# Task details
Where a line holds "text", copy it.

# Raw data
════════

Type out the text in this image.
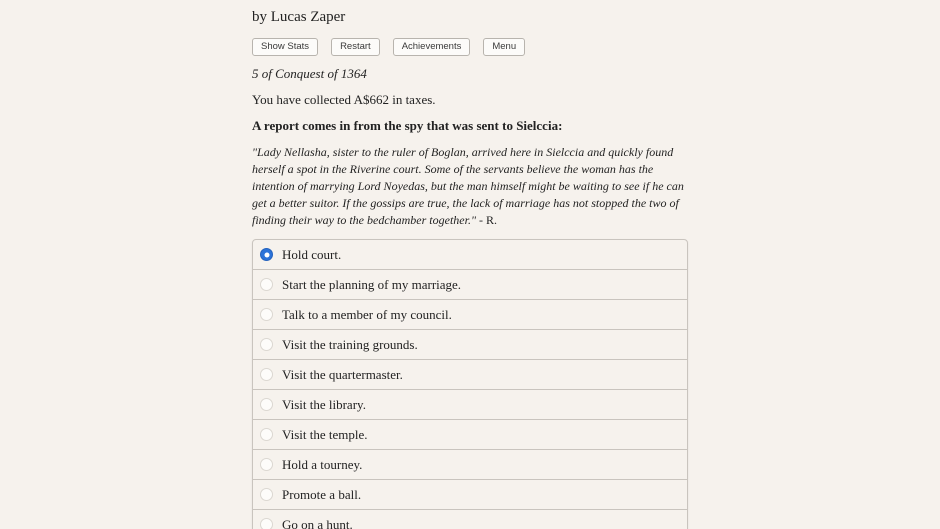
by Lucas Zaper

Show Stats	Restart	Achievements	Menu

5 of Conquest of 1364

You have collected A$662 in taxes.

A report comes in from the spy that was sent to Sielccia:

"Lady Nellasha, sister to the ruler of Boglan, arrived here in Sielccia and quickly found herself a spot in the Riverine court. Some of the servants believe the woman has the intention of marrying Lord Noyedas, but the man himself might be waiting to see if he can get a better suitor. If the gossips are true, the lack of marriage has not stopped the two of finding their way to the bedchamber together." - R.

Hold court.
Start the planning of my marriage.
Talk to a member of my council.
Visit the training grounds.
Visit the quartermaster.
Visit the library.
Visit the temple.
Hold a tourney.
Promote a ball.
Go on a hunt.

════════

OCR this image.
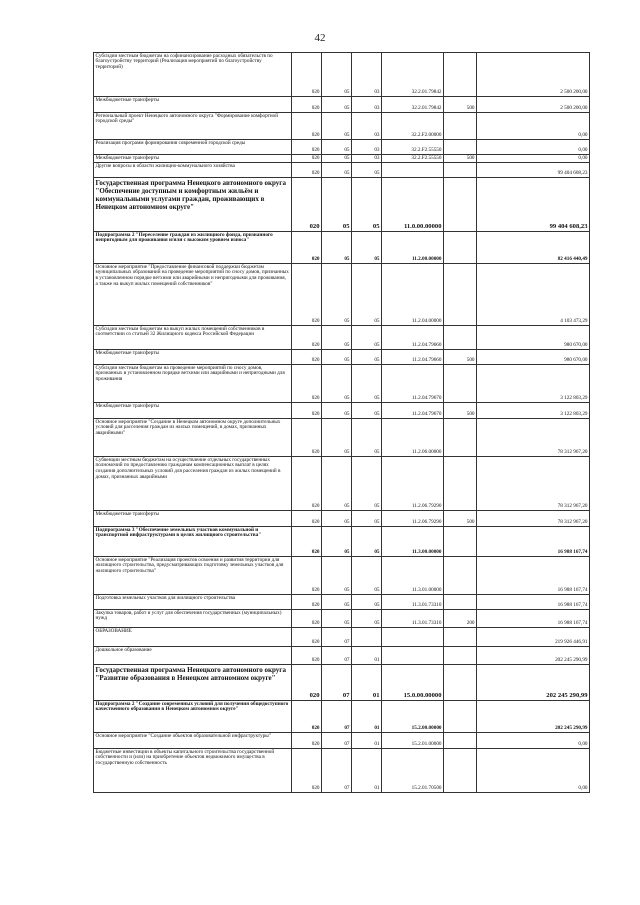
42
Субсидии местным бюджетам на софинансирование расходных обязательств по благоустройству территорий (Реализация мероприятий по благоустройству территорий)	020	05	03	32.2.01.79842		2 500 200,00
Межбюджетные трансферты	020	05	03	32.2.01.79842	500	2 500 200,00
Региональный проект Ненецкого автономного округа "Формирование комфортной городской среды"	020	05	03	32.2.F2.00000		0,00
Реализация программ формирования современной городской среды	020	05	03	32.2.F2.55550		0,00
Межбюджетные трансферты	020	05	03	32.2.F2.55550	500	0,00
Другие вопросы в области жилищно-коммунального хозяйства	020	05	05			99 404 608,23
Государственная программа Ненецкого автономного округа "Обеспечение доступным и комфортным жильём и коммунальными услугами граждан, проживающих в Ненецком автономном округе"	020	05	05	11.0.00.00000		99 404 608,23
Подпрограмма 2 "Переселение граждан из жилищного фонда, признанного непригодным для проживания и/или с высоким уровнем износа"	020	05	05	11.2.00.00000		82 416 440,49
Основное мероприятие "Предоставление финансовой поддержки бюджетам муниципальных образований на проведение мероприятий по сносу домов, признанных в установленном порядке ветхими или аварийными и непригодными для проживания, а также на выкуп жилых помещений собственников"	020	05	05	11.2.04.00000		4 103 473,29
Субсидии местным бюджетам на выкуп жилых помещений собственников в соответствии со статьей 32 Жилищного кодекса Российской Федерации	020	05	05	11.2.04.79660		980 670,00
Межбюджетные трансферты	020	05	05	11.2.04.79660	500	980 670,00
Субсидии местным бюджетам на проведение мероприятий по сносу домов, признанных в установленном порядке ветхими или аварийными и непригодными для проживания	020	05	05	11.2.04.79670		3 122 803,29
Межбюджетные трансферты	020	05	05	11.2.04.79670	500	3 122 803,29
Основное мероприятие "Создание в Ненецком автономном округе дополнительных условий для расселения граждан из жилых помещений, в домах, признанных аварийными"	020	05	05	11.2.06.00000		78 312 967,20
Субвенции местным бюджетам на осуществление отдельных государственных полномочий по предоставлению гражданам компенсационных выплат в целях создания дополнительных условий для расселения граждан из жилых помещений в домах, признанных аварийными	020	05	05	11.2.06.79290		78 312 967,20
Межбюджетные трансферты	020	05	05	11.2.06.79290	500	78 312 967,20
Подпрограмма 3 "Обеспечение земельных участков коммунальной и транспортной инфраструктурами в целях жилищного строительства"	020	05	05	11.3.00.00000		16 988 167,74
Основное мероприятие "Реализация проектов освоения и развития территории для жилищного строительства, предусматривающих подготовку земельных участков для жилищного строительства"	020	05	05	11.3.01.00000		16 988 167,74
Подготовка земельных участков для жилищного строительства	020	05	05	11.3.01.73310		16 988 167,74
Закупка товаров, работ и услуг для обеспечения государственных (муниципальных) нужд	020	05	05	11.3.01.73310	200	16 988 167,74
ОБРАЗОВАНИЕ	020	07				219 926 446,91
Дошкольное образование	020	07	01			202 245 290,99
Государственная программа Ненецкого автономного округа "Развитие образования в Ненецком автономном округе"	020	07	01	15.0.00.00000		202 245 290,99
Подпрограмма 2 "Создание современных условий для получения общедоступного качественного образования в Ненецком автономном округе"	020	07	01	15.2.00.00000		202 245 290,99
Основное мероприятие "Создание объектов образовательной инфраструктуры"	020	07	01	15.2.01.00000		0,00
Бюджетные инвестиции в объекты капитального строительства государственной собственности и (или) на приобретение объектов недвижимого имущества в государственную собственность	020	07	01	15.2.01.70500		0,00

════════

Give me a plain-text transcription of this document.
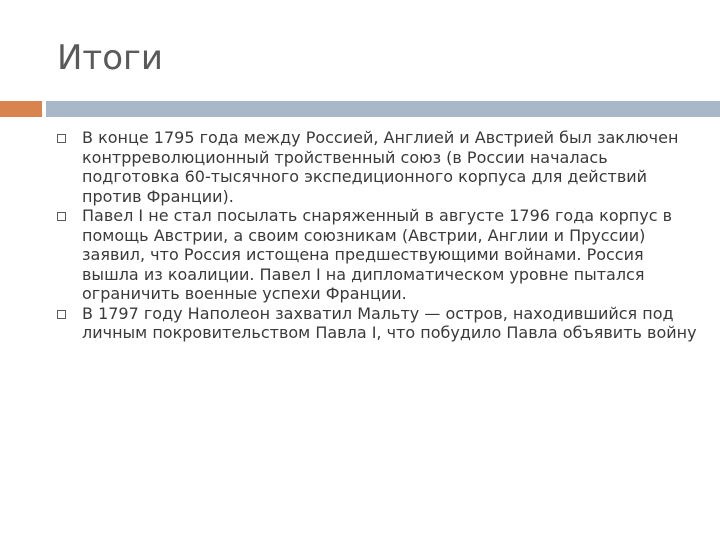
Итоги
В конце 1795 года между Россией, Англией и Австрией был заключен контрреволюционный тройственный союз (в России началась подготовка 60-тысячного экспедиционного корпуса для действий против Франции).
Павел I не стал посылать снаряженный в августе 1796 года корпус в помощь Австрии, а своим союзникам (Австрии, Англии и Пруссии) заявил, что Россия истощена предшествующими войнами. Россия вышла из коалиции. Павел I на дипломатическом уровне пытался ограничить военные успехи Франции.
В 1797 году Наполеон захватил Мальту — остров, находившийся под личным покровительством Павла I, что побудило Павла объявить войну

════════

# The response
Type out the text in this image.
Give me a plain-text transcription of this document.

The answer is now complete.